--- Begin ---

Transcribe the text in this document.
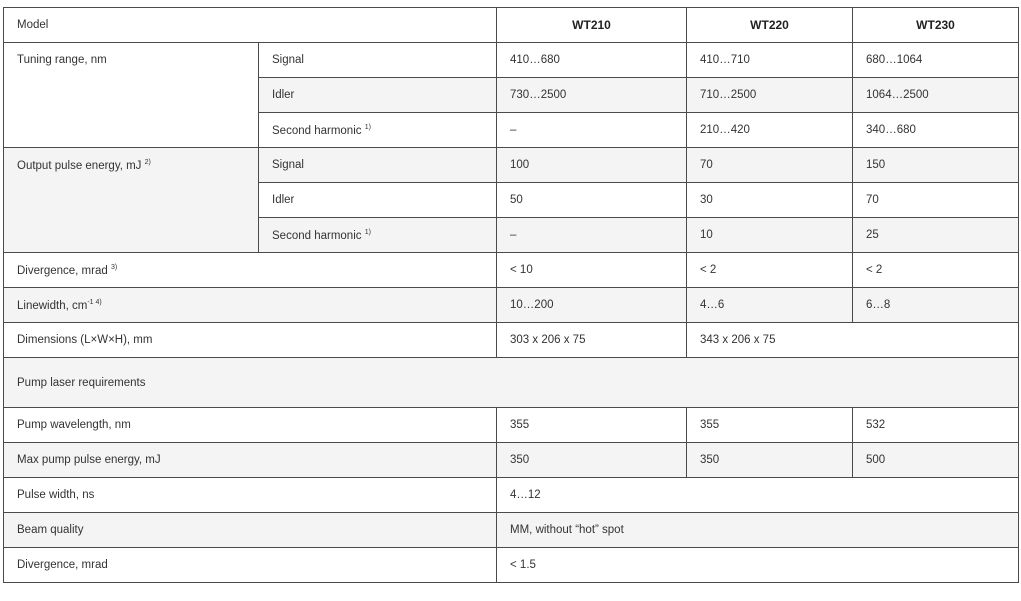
Model		WT210	WT220	WT230
Tuning range, nm	Signal	410…680	410…710	680…1064
	Idler	730…2500	710…2500	1064…2500
	Second harmonic $^{1)}$	–	210…420	340…680
Output pulse energy, mJ $^{2)}$	Signal	100	70	150
	Idler	50	30	70
	Second harmonic $^{1)}$	–	10	25
Divergence, mrad $^{3)}$		< 10	< 2	< 2
Linewidth, $cm^{-1 4)}$		10…200	4…6	6…8
Dimensions (L×W×H), mm		303 x 206 x 75	343 x 206 x 75	
Pump laser requirements				
Pump wavelength, nm		355	355	532
Max pump pulse energy, mJ		350	350	500
Pulse width, ns		4…12		
Beam quality		MM, without “hot” spot		
Divergence, mrad		< 1.5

--- End ---

> [Directive] Reproduce each line exactly, please, except for any pictures.

> [Result of the exercise]
Transcribe the text in this document.
Model		WT210	WT220	WT230
Tuning range, nm	Signal	410…680	410…710	680…1064
	Idler	730…2500	710…2500	1064…2500
	Second harmonic $^{1)}$	–	210…420	340…680
Output pulse energy, mJ $^{2)}$	Signal	100	70	150
	Idler	50	30	70
	Second harmonic $^{1)}$	–	10	25
Divergence, mrad $^{3)}$		< 10	< 2	< 2
Linewidth, $cm^{-1 4)}$		10…200	4…6	6…8
Dimensions (L×W×H), mm		303 x 206 x 75	343 x 206 x 75	
Pump laser requirements				
Pump wavelength, nm		355	355	532
Max pump pulse energy, mJ		350	350	500
Pulse width, ns		4…12		
Beam quality		MM, without “hot” spot		
Divergence, mrad		< 1.5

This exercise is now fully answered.